## [AIM OF THE TASK]
Below are some entries. Copy each line that holds the string "Operating".

*** MATERIAL FOR THIS EXERCISE ***

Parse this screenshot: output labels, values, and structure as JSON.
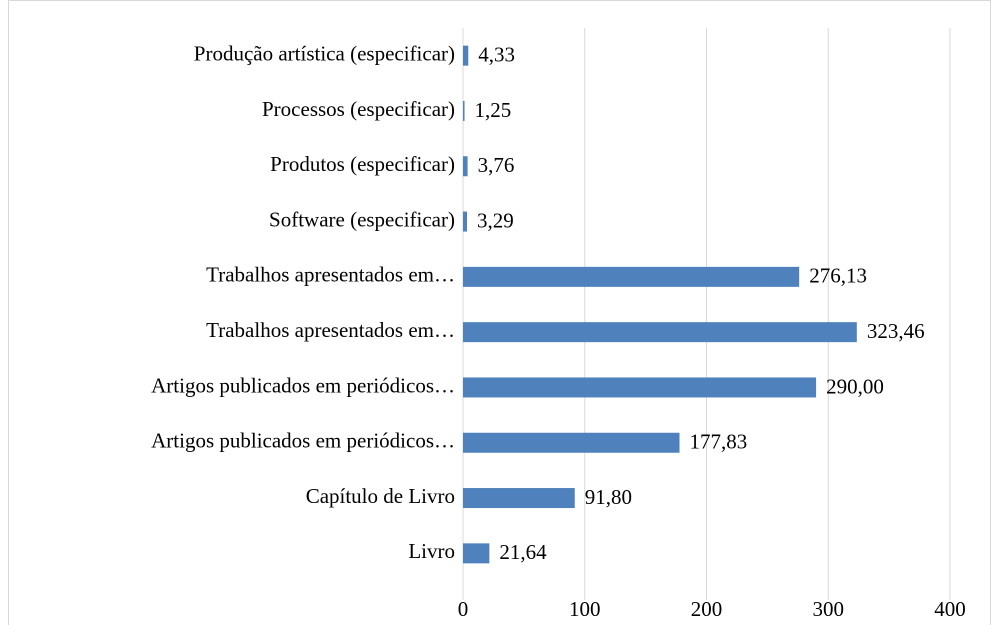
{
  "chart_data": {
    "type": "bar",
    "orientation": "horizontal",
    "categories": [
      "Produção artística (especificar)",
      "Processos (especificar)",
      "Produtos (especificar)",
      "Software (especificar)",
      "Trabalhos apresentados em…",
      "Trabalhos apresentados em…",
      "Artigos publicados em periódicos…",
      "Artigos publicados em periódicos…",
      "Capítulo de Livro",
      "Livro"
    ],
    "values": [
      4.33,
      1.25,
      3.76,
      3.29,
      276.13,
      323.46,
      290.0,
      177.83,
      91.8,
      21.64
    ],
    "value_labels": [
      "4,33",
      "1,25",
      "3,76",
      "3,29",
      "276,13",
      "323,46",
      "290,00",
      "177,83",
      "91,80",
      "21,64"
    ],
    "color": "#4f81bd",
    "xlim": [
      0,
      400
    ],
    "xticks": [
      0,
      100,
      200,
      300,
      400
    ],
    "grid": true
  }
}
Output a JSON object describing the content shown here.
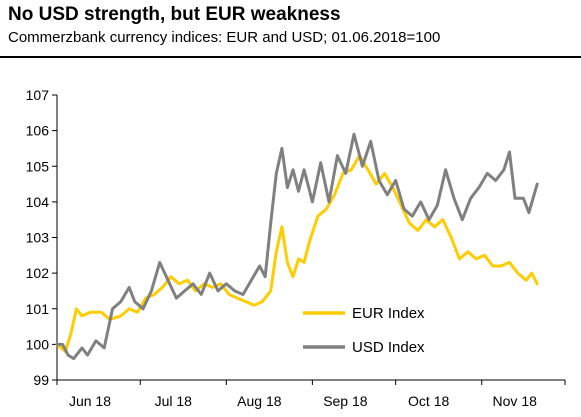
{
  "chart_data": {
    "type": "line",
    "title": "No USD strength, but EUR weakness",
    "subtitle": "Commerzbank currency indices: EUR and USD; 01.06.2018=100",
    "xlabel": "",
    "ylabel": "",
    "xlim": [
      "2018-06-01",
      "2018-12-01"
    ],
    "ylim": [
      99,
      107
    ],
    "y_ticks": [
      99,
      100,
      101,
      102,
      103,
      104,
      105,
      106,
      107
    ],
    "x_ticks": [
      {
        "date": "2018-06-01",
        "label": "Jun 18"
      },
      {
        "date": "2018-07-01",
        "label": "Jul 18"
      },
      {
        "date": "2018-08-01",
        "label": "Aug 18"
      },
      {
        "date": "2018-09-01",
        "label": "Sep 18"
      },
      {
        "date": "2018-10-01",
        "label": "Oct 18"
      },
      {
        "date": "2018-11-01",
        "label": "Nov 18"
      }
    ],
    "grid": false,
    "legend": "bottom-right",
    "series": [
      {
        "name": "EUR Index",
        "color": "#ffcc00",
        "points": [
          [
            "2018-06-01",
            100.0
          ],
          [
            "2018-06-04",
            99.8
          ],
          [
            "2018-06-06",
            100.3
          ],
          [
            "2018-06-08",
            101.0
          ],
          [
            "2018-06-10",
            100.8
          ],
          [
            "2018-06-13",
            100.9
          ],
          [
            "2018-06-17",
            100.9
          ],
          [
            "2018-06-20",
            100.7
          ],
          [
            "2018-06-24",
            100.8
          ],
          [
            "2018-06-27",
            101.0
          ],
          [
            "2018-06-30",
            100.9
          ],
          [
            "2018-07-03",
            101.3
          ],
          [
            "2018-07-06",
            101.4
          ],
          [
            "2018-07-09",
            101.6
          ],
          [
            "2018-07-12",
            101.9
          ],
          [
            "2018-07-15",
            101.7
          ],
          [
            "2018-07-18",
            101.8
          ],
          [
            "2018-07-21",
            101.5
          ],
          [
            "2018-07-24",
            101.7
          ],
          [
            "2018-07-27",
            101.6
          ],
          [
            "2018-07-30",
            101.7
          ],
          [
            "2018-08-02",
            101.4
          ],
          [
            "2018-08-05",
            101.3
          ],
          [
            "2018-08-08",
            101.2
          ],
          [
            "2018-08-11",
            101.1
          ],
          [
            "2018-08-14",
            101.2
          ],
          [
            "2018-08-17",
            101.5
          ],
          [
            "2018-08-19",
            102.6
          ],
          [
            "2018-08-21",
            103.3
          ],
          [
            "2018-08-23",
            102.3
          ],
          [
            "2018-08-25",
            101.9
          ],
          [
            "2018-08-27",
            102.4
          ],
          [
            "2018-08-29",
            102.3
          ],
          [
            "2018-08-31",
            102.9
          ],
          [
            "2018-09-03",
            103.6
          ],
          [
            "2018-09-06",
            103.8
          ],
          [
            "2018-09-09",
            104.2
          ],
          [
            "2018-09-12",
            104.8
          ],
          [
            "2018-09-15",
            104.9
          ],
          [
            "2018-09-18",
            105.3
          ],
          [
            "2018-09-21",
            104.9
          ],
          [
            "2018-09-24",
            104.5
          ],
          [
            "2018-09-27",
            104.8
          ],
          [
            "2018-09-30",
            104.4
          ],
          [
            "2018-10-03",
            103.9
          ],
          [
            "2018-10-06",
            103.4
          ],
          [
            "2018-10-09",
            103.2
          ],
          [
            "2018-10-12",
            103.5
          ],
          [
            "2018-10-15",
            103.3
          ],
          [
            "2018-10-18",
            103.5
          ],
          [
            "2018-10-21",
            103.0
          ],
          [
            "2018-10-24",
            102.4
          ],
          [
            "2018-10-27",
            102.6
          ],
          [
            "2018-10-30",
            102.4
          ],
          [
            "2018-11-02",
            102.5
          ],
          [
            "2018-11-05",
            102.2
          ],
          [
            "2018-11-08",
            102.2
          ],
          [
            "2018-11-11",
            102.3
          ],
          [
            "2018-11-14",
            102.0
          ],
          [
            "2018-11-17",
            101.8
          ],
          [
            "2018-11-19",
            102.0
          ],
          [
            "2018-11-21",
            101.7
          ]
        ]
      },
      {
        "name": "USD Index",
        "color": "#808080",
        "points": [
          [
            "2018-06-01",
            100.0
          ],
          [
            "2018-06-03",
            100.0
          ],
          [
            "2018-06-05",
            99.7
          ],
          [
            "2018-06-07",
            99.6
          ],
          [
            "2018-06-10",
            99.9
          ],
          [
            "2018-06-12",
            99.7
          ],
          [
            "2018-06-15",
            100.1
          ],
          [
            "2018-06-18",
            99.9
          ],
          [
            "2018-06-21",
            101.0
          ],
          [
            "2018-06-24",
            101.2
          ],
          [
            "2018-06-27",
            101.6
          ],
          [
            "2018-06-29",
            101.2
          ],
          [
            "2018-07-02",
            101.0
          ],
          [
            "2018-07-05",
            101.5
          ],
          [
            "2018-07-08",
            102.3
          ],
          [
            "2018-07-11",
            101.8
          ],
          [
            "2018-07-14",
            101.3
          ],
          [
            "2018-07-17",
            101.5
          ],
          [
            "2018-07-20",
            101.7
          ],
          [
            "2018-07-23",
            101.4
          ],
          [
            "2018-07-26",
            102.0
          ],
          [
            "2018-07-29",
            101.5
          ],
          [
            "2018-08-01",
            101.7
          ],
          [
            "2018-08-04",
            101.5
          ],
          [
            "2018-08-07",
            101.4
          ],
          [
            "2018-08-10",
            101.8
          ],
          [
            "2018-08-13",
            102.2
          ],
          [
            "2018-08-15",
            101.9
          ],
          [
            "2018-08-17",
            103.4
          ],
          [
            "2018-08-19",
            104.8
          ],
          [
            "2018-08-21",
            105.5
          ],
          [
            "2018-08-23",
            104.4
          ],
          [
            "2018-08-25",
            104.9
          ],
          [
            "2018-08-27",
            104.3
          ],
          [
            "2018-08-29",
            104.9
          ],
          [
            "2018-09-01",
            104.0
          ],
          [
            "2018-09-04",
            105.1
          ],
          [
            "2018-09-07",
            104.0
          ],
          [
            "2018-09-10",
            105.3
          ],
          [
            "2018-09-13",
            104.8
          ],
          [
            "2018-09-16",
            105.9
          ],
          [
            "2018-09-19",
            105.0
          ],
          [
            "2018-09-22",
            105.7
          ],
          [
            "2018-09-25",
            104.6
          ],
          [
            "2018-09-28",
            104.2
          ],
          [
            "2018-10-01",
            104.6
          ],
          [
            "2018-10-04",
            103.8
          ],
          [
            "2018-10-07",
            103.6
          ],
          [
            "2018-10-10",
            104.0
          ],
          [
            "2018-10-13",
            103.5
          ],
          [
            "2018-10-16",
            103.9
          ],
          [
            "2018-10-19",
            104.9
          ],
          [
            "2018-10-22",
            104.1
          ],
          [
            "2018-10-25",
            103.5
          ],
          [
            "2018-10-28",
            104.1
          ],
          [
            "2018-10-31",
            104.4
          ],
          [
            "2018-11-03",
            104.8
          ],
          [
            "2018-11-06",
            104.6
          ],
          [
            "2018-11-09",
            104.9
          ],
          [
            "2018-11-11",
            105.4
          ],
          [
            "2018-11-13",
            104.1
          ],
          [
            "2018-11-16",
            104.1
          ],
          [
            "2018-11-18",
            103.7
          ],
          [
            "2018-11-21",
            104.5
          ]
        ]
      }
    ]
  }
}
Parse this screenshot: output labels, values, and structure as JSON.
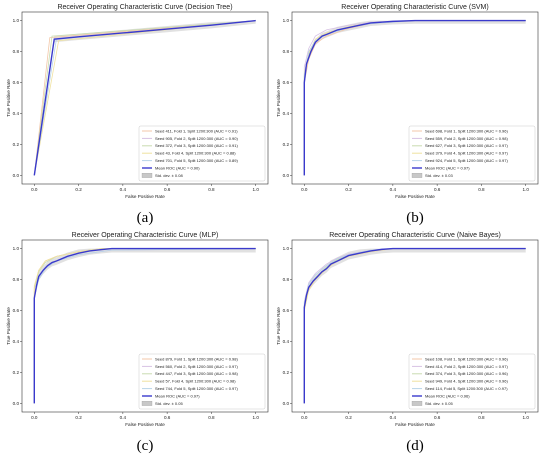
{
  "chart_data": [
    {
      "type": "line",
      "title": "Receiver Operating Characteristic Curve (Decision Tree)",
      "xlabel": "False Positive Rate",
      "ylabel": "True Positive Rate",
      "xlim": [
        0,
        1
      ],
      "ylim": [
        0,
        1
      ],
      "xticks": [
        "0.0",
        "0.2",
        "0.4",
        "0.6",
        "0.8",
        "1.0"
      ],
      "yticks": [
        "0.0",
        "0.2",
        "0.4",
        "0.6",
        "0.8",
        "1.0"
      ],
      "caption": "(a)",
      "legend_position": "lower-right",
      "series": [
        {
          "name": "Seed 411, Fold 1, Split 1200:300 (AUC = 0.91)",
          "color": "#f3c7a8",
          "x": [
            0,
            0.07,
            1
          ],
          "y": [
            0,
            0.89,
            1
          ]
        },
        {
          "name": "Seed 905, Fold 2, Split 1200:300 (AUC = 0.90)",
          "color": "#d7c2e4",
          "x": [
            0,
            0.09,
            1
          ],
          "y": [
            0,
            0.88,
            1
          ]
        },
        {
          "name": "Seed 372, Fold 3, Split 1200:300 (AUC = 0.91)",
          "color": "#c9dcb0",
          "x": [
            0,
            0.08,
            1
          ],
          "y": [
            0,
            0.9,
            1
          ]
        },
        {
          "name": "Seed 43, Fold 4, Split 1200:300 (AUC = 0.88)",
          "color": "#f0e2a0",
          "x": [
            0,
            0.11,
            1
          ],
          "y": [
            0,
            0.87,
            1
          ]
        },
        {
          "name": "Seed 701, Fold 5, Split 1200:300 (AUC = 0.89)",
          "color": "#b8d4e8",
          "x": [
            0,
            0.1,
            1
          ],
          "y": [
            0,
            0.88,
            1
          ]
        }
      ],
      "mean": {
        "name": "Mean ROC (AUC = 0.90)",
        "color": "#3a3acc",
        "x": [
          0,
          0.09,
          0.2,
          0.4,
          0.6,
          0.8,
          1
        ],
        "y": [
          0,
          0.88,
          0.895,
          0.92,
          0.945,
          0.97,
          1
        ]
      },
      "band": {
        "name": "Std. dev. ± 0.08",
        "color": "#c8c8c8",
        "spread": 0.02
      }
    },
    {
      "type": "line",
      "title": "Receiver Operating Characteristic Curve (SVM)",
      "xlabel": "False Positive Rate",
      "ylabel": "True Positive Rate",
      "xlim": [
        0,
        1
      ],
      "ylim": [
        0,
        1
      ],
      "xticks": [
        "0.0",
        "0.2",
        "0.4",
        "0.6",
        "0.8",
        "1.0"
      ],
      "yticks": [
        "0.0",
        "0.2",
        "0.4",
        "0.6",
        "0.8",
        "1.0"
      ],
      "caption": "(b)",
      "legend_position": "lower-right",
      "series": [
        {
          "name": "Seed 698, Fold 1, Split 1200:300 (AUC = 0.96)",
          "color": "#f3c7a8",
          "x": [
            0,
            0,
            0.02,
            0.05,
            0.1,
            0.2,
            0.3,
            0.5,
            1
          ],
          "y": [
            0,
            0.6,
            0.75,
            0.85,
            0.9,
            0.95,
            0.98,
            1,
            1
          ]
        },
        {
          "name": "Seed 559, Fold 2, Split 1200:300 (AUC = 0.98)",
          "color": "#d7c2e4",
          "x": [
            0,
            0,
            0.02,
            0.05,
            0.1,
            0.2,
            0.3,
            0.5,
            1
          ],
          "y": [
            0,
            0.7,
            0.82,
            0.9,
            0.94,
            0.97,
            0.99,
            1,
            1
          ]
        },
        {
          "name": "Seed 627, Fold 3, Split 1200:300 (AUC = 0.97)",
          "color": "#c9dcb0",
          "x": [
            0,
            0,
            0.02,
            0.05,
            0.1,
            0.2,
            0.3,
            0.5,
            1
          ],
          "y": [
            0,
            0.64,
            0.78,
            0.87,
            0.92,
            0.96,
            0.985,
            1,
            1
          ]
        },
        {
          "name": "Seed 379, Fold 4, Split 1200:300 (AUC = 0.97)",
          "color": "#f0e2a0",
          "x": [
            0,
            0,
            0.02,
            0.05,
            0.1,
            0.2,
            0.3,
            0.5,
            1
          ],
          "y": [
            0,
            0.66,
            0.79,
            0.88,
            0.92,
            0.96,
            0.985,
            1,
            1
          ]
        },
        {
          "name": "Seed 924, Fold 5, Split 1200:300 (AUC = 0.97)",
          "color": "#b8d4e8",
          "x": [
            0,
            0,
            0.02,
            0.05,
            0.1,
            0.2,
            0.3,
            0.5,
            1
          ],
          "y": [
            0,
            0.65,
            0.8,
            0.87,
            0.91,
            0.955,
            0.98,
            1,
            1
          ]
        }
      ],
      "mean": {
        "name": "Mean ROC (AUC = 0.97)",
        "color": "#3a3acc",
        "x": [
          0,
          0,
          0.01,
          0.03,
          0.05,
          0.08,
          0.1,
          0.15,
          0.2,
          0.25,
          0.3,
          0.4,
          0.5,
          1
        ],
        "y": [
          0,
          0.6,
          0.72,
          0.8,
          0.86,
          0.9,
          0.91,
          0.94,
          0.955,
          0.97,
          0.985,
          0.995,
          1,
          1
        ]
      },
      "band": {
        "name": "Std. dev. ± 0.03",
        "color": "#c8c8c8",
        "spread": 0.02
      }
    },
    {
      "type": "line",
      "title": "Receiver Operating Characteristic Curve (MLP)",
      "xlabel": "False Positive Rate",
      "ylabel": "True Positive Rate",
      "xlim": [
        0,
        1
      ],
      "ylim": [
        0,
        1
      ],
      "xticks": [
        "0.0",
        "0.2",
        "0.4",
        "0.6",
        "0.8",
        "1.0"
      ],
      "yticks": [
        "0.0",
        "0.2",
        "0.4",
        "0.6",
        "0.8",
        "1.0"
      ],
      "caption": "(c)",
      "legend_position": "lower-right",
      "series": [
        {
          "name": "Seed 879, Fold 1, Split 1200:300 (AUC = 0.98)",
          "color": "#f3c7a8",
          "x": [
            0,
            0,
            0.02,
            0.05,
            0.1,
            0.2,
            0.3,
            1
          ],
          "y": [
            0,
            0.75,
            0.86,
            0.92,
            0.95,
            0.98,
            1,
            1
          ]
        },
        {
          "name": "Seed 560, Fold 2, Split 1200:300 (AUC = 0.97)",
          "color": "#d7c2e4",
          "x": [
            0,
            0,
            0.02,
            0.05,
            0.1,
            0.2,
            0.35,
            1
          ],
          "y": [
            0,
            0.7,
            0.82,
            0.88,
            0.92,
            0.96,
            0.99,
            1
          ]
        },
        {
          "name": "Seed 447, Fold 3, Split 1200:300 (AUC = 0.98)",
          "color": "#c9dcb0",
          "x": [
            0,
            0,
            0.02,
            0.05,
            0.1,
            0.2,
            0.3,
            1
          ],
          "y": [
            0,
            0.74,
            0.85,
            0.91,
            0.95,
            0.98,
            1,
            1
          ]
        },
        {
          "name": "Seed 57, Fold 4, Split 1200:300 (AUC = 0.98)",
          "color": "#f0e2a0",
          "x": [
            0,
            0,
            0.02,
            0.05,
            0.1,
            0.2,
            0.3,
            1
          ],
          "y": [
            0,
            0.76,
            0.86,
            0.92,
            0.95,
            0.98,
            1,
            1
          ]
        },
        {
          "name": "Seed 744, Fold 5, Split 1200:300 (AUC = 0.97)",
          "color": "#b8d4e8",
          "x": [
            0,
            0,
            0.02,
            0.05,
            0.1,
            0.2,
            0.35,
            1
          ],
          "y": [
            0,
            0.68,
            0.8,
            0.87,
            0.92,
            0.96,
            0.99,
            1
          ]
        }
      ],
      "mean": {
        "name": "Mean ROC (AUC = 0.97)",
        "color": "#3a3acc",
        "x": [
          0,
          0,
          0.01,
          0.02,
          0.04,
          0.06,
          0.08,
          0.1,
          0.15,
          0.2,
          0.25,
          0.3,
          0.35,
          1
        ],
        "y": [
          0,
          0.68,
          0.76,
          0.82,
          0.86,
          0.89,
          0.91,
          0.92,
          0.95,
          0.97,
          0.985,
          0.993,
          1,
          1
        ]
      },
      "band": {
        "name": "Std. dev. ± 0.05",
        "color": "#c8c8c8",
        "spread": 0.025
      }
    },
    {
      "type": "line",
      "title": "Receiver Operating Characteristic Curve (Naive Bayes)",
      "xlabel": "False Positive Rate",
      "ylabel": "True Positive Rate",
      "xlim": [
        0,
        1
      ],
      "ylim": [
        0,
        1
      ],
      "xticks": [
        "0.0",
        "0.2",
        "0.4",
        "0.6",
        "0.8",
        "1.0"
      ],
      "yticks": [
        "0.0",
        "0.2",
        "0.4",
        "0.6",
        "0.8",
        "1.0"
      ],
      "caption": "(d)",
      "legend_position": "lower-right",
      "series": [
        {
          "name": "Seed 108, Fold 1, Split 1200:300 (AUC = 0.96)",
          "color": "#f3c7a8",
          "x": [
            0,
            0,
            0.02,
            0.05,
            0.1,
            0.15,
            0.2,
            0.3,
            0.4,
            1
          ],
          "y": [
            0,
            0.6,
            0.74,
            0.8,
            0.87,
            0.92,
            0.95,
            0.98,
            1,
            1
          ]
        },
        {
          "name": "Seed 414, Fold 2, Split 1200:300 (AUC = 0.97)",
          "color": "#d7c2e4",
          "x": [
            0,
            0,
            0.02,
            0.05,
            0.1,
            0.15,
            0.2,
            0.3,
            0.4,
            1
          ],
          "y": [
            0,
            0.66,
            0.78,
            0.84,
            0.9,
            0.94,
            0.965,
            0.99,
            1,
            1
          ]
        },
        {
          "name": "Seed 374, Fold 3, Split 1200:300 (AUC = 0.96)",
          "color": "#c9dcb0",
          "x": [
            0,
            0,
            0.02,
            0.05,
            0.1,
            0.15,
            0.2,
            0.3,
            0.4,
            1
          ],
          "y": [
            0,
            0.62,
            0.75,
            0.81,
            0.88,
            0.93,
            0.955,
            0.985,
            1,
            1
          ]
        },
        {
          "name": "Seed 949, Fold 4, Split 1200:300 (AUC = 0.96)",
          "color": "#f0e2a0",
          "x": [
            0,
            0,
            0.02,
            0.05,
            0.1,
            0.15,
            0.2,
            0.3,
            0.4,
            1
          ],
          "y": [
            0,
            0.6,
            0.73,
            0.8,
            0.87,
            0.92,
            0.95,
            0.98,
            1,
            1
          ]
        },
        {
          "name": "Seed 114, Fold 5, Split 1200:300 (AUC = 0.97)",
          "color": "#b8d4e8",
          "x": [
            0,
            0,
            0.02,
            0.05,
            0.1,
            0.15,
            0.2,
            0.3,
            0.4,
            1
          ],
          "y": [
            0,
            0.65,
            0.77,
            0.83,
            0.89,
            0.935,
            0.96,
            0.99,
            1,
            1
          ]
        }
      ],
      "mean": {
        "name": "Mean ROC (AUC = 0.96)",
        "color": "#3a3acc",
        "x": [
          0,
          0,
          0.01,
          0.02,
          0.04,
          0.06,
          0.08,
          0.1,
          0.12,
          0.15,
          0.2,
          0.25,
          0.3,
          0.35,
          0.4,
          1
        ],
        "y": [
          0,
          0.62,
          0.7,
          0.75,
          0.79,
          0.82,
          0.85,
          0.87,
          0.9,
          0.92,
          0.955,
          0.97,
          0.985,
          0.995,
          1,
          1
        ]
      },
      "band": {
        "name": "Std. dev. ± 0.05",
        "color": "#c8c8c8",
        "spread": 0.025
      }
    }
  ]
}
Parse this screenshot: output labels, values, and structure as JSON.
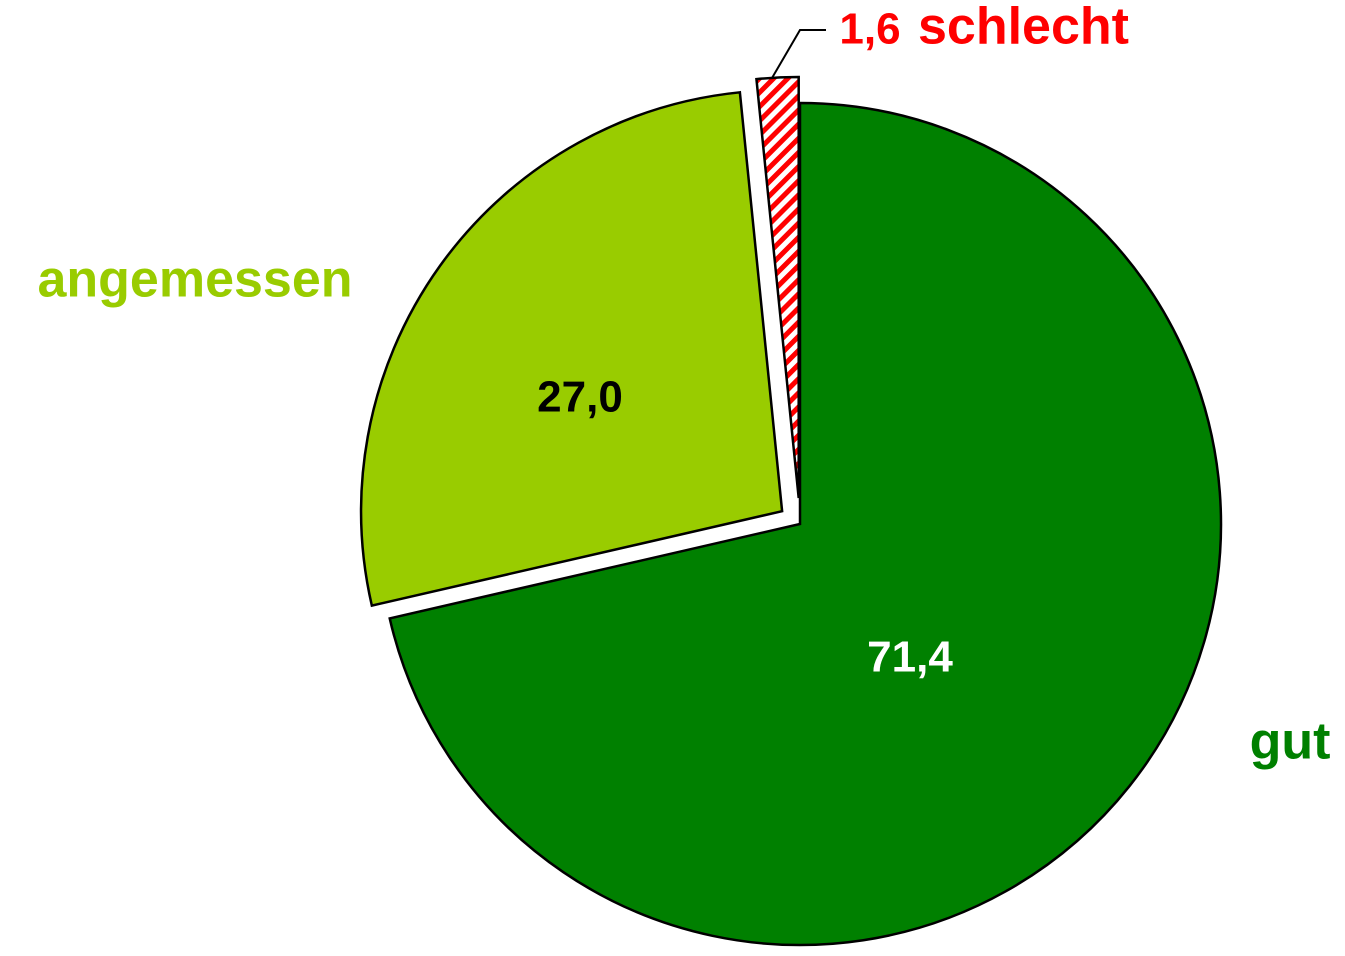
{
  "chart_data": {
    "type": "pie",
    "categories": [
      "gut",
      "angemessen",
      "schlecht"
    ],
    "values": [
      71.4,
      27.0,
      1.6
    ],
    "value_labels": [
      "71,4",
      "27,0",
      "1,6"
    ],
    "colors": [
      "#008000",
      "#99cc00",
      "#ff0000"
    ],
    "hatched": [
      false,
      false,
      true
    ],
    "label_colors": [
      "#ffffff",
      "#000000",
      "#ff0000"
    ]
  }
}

***

## [RESULT FOR THIS TASK]
      "title": "Receiver Operating Characteristic Curve (Decision Tree)",
      "title": "Receiver Operating Characteristic Curve (SVM)",
      "title": "Receiver Operating Characteristic Curve (MLP)",
      "title": "Receiver Operating Characteristic Curve (Naive Bayes)",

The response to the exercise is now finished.